> [Given exercise] Each line that follows should be printed again exactly as it stands.

━━━━━━

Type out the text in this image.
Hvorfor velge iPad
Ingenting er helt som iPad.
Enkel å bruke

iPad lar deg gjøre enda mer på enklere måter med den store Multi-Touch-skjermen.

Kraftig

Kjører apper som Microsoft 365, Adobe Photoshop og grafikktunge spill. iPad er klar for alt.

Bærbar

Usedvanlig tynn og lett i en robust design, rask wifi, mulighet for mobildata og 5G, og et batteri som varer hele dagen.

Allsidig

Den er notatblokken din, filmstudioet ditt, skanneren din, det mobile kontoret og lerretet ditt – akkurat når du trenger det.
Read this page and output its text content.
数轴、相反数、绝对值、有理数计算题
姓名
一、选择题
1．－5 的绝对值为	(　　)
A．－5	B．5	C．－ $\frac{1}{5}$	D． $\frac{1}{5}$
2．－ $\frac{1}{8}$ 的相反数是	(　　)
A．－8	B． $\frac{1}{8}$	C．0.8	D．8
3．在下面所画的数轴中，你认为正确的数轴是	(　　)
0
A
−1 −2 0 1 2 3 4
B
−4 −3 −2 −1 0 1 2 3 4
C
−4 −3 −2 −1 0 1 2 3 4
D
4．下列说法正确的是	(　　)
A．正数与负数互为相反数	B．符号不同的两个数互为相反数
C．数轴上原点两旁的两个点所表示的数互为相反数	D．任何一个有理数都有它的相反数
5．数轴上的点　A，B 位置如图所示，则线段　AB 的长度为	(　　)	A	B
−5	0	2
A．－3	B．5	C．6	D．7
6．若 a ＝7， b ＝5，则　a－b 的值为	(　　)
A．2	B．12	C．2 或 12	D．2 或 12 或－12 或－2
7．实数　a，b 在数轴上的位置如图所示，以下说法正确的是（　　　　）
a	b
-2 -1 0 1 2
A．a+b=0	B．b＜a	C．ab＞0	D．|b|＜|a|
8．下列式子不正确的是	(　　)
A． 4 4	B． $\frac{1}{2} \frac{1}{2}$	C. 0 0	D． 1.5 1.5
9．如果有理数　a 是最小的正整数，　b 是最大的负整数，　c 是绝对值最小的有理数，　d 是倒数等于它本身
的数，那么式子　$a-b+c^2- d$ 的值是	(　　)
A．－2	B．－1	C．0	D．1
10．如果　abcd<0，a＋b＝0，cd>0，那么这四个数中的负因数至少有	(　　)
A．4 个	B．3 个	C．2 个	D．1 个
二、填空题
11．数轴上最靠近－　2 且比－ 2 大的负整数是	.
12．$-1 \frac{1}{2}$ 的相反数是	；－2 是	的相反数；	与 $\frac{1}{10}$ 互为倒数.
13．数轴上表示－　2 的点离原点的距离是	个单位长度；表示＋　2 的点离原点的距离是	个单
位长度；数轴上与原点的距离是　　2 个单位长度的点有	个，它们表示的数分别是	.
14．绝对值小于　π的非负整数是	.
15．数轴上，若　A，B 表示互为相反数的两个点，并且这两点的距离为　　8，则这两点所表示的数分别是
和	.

━━━━━━

> [Solution to this exercise]
Type out the text in this image.
Hvorfor velge iPad
Ingenting er helt som iPad.
Enkel å bruke

iPad lar deg gjøre enda mer på enklere måter med den store Multi-Touch-skjermen.

Kraftig

Kjører apper som Microsoft 365, Adobe Photoshop og grafikktunge spill. iPad er klar for alt.

Bærbar

Usedvanlig tynn og lett i en robust design, rask wifi, mulighet for mobildata og 5G, og et batteri som varer hele dagen.

Allsidig

Den er notatblokken din, filmstudioet ditt, skanneren din, det mobile kontoret og lerretet ditt – akkurat når du trenger det.
Read this page and output its text content.
数轴、相反数、绝对值、有理数计算题
姓名
一、选择题
1．－5 的绝对值为	(　　)
A．－5	B．5	C．－ $\frac{1}{5}$	D． $\frac{1}{5}$
2．－ $\frac{1}{8}$ 的相反数是	(　　)
A．－8	B． $\frac{1}{8}$	C．0.8	D．8
3．在下面所画的数轴中，你认为正确的数轴是	(　　)
0
A
−1 −2 0 1 2 3 4
B
−4 −3 −2 −1 0 1 2 3 4
C
−4 −3 −2 −1 0 1 2 3 4
D
4．下列说法正确的是	(　　)
A．正数与负数互为相反数	B．符号不同的两个数互为相反数
C．数轴上原点两旁的两个点所表示的数互为相反数	D．任何一个有理数都有它的相反数
5．数轴上的点　A，B 位置如图所示，则线段　AB 的长度为	(　　)	A	B
−5	0	2
A．－3	B．5	C．6	D．7
6．若 a ＝7， b ＝5，则　a－b 的值为	(　　)
A．2	B．12	C．2 或 12	D．2 或 12 或－12 或－2
7．实数　a，b 在数轴上的位置如图所示，以下说法正确的是（　　　　）
a	b
-2 -1 0 1 2
A．a+b=0	B．b＜a	C．ab＞0	D．|b|＜|a|
8．下列式子不正确的是	(　　)
A． 4 4	B． $\frac{1}{2} \frac{1}{2}$	C. 0 0	D． 1.5 1.5
9．如果有理数　a 是最小的正整数，　b 是最大的负整数，　c 是绝对值最小的有理数，　d 是倒数等于它本身
的数，那么式子　$a-b+c^2- d$ 的值是	(　　)
A．－2	B．－1	C．0	D．1
10．如果　abcd<0，a＋b＝0，cd>0，那么这四个数中的负因数至少有	(　　)
A．4 个	B．3 个	C．2 个	D．1 个
二、填空题
11．数轴上最靠近－　2 且比－ 2 大的负整数是	.
12．$-1 \frac{1}{2}$ 的相反数是	；－2 是	的相反数；	与 $\frac{1}{10}$ 互为倒数.
13．数轴上表示－　2 的点离原点的距离是	个单位长度；表示＋　2 的点离原点的距离是	个单
位长度；数轴上与原点的距离是　　2 个单位长度的点有	个，它们表示的数分别是	.
14．绝对值小于　π的非负整数是	.
15．数轴上，若　A，B 表示互为相反数的两个点，并且这两点的距离为　　8，则这两点所表示的数分别是
和	.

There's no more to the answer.